** Start **

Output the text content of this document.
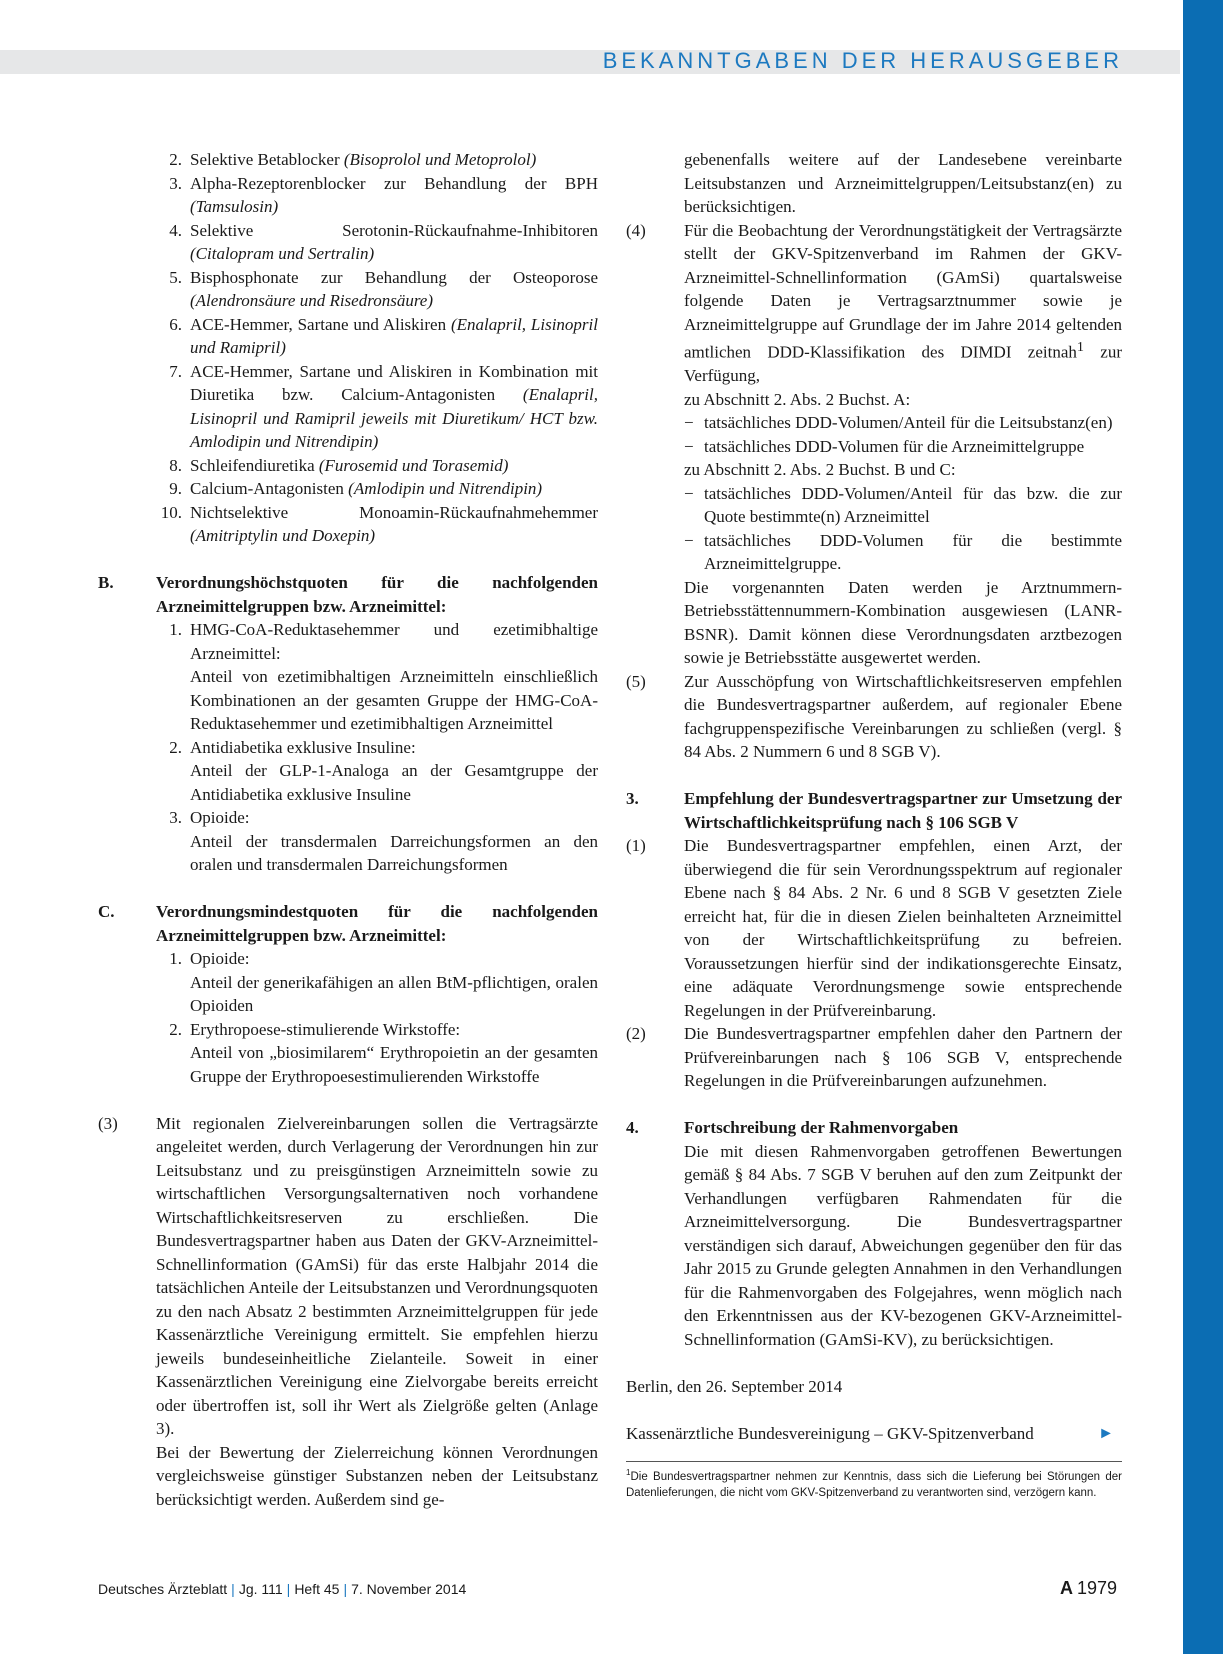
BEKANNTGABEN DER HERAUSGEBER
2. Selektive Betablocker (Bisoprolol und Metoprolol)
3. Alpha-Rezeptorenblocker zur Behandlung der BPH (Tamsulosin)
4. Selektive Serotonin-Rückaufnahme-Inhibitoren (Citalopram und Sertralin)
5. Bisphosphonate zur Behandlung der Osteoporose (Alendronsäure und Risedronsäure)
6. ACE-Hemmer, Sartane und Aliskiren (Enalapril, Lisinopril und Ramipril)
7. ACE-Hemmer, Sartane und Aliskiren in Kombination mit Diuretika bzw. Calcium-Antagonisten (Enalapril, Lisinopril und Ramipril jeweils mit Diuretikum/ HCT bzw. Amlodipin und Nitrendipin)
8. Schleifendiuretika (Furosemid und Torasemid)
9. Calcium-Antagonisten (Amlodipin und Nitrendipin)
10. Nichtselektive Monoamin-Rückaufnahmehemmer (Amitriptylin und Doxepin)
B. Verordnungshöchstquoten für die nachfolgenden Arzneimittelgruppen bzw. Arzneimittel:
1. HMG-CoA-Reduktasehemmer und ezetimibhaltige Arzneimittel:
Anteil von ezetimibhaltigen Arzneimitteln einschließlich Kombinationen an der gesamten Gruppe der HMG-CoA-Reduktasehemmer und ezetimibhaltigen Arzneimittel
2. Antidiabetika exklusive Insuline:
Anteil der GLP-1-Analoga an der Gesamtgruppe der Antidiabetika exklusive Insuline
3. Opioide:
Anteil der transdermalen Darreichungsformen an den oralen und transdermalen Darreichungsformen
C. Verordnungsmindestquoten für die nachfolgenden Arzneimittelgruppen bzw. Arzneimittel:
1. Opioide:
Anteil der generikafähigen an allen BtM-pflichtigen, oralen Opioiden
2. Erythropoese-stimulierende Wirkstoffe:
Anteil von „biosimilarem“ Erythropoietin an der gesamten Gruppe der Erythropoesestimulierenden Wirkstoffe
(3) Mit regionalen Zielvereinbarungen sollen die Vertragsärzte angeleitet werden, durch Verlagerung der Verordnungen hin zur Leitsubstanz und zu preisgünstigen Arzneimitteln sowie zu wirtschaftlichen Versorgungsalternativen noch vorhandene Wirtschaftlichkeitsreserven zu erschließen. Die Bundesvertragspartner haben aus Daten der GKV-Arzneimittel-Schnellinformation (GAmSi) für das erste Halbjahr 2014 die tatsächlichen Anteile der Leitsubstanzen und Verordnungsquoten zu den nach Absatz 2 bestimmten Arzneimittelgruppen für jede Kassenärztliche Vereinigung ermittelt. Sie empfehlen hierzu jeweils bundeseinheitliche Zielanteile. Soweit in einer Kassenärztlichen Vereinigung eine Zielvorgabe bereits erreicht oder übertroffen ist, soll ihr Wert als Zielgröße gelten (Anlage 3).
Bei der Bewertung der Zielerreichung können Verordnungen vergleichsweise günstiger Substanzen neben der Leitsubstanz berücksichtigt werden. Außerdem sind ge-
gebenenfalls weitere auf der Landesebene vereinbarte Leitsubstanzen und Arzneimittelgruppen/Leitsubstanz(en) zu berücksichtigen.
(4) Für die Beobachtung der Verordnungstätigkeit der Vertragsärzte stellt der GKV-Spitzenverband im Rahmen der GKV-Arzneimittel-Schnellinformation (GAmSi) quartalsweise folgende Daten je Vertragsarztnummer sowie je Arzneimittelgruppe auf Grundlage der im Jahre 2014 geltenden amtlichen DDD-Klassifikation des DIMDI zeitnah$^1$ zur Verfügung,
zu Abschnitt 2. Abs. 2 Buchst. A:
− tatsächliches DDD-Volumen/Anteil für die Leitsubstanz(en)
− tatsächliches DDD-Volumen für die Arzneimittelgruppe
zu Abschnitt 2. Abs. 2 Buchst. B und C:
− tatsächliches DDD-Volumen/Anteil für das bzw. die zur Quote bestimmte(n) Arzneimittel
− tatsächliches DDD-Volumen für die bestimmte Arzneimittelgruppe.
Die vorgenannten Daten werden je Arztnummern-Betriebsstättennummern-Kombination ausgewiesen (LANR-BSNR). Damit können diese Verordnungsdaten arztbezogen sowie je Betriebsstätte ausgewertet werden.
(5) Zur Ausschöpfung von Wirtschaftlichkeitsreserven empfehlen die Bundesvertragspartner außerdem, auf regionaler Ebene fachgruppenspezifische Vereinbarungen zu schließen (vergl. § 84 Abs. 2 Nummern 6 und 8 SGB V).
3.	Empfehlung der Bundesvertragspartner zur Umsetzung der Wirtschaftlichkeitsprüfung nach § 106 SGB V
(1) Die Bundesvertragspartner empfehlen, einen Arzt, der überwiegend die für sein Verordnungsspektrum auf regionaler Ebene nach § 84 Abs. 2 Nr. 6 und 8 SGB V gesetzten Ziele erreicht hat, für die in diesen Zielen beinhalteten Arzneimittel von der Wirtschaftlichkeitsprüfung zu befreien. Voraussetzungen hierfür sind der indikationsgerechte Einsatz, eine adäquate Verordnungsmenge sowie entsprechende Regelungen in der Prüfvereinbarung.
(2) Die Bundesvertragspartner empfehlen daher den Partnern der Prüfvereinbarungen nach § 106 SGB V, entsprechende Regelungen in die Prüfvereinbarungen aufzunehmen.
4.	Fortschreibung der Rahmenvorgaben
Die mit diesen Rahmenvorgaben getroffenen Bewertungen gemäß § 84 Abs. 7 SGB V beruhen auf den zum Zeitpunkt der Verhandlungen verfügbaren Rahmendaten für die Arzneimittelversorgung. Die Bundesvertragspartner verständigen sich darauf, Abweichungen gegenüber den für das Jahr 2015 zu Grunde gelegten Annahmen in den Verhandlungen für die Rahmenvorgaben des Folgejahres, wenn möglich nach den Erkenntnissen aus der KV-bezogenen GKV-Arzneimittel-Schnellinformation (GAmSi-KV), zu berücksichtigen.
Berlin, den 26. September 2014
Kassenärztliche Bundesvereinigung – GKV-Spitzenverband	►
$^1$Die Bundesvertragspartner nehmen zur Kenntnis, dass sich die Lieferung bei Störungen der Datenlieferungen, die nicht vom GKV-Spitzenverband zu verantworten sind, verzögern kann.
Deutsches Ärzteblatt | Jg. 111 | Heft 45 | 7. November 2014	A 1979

** End **
** Start **

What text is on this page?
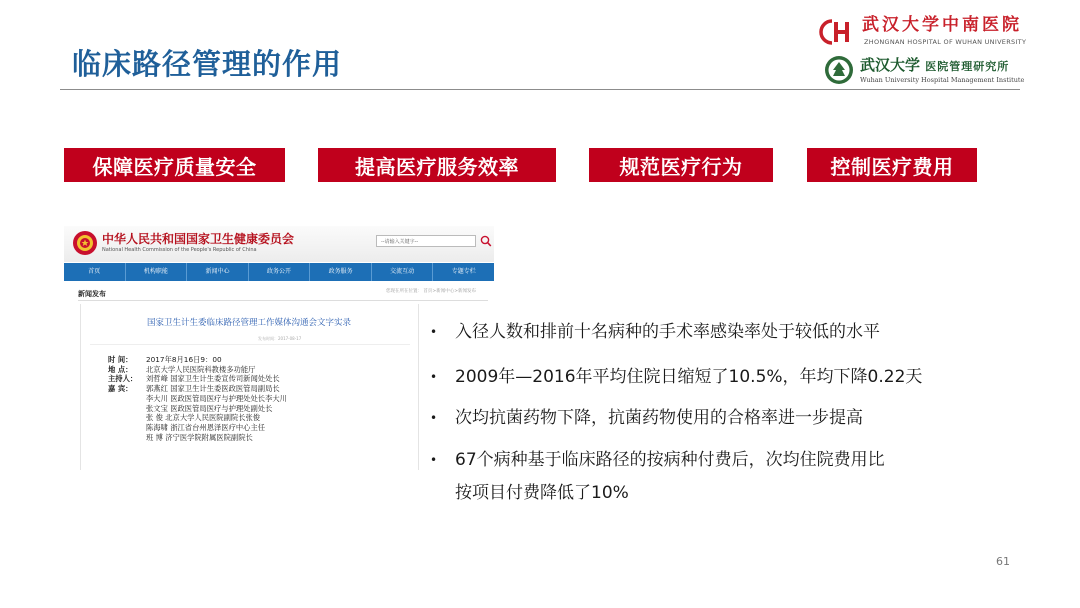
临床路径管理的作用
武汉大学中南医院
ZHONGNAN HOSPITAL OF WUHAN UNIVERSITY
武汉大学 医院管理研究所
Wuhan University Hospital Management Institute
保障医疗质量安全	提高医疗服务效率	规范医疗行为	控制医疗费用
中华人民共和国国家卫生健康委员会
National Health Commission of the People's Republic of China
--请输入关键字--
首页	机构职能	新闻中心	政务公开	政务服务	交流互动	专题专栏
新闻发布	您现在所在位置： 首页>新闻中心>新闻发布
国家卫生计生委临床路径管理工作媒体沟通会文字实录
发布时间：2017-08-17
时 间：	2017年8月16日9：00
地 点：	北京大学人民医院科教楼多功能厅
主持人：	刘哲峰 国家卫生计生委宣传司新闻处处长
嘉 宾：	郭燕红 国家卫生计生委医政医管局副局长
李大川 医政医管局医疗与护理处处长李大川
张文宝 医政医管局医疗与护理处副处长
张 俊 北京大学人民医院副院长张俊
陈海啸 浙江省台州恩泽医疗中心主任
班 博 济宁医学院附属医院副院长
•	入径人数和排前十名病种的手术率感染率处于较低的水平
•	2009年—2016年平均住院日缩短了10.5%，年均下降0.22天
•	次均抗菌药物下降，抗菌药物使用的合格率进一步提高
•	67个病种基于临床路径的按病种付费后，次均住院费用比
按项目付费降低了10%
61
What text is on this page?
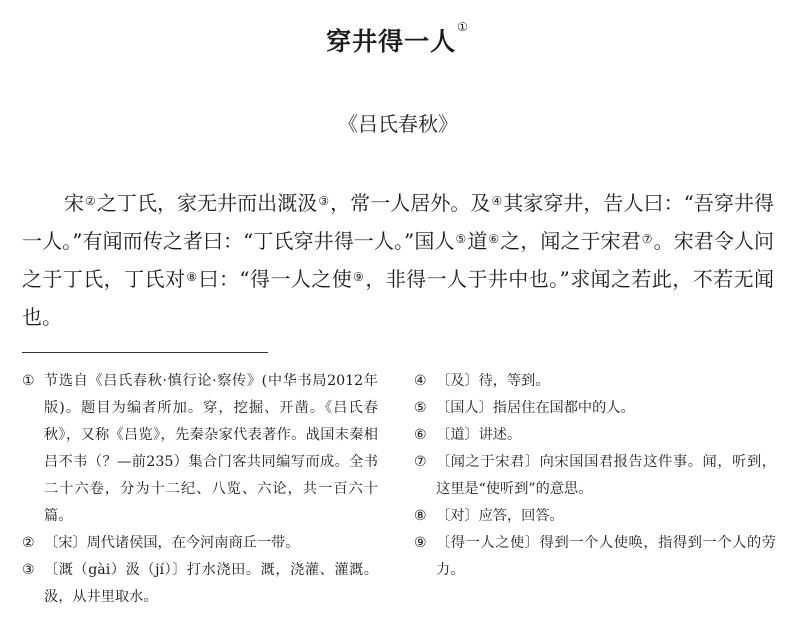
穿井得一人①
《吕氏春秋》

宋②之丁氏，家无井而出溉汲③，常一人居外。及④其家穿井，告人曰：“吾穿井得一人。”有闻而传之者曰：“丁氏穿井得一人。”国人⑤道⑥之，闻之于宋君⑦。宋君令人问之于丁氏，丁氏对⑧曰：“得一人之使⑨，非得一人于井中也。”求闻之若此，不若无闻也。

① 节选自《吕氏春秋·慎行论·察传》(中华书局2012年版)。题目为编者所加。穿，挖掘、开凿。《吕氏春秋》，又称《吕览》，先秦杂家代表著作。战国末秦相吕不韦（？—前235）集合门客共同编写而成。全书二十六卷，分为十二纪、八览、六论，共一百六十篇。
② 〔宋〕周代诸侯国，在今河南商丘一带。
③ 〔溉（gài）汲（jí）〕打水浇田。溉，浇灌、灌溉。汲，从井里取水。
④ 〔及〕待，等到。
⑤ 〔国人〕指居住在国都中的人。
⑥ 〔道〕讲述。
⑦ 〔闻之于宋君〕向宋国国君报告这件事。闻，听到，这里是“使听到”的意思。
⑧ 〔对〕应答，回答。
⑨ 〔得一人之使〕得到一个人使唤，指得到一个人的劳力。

** End **

# [What you have to do]
Pick out the lines containing the word "Insuline" and show them.

# [Exercise answer]
2. Antidiabetika exklusive Insuline:
Anteil der GLP-1-Analoga an der Gesamtgruppe der Antidiabetika exklusive Insuline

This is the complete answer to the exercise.